To do
Show every line in the records below that contains the word "Praktek".

Saved data entries
◆ ◆ ◆ ◆ ◆

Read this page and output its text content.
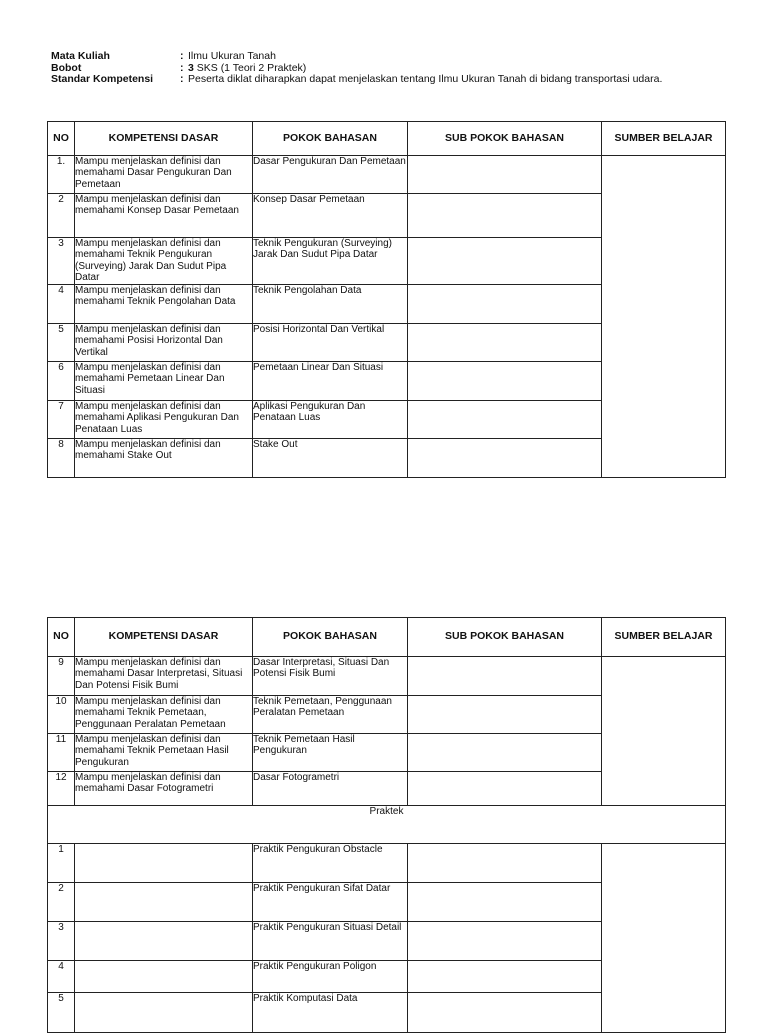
Mata Kuliah	: Ilmu Ukuran Tanah
Bobot	: 3 SKS (1 Teori 2 Praktek)
Standar Kompetensi	: Peserta diklat diharapkan dapat menjelaskan tentang Ilmu Ukuran Tanah di bidang transportasi udara.
NO	KOMPETENSI DASAR	POKOK BAHASAN	SUB POKOK BAHASAN	SUMBER BELAJAR
1.	Mampu menjelaskan definisi dan memahami Dasar Pengukuran Dan Pemetaan	Dasar Pengukuran Dan Pemetaan		
2	Mampu menjelaskan definisi dan memahami Konsep Dasar Pemetaan	Konsep Dasar Pemetaan		
3	Mampu menjelaskan definisi dan memahami Teknik Pengukuran (Surveying) Jarak Dan Sudut Pipa Datar	Teknik Pengukuran (Surveying) Jarak Dan Sudut Pipa Datar		
4	Mampu menjelaskan definisi dan memahami Teknik Pengolahan Data	Teknik Pengolahan Data		
5	Mampu menjelaskan definisi dan memahami Posisi Horizontal Dan Vertikal	Posisi Horizontal Dan Vertikal		
6	Mampu menjelaskan definisi dan memahami Pemetaan Linear Dan Situasi	Pemetaan Linear Dan Situasi		
7	Mampu menjelaskan definisi dan memahami Aplikasi Pengukuran Dan Penataan Luas	Aplikasi Pengukuran Dan Penataan Luas		
8	Mampu menjelaskan definisi dan memahami Stake Out	Stake Out		
NO	KOMPETENSI DASAR	POKOK BAHASAN	SUB POKOK BAHASAN	SUMBER BELAJAR
9	Mampu menjelaskan definisi dan memahami Dasar Interpretasi, Situasi Dan Potensi Fisik Bumi	Dasar Interpretasi, Situasi Dan Potensi Fisik Bumi		
10	Mampu menjelaskan definisi dan memahami Teknik Pemetaan, Penggunaan Peralatan Pemetaan	Teknik Pemetaan, Penggunaan Peralatan Pemetaan		
11	Mampu menjelaskan definisi dan memahami Teknik Pemetaan Hasil Pengukuran	Teknik Pemetaan Hasil Pengukuran		
12	Mampu menjelaskan definisi dan memahami Dasar Fotogrametri	Dasar Fotogrametri		
Praktek				
1		Praktik Pengukuran Obstacle		
2		Praktik Pengukuran Sifat Datar		
3		Praktik Pengukuran Situasi Detail		
4		Praktik Pengukuran Poligon		
5		Praktik Komputasi Data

◆ ◆ ◆ ◆ ◆

Task result
Bobot	: 3 SKS (1 Teori 2 Praktek)
Praktek				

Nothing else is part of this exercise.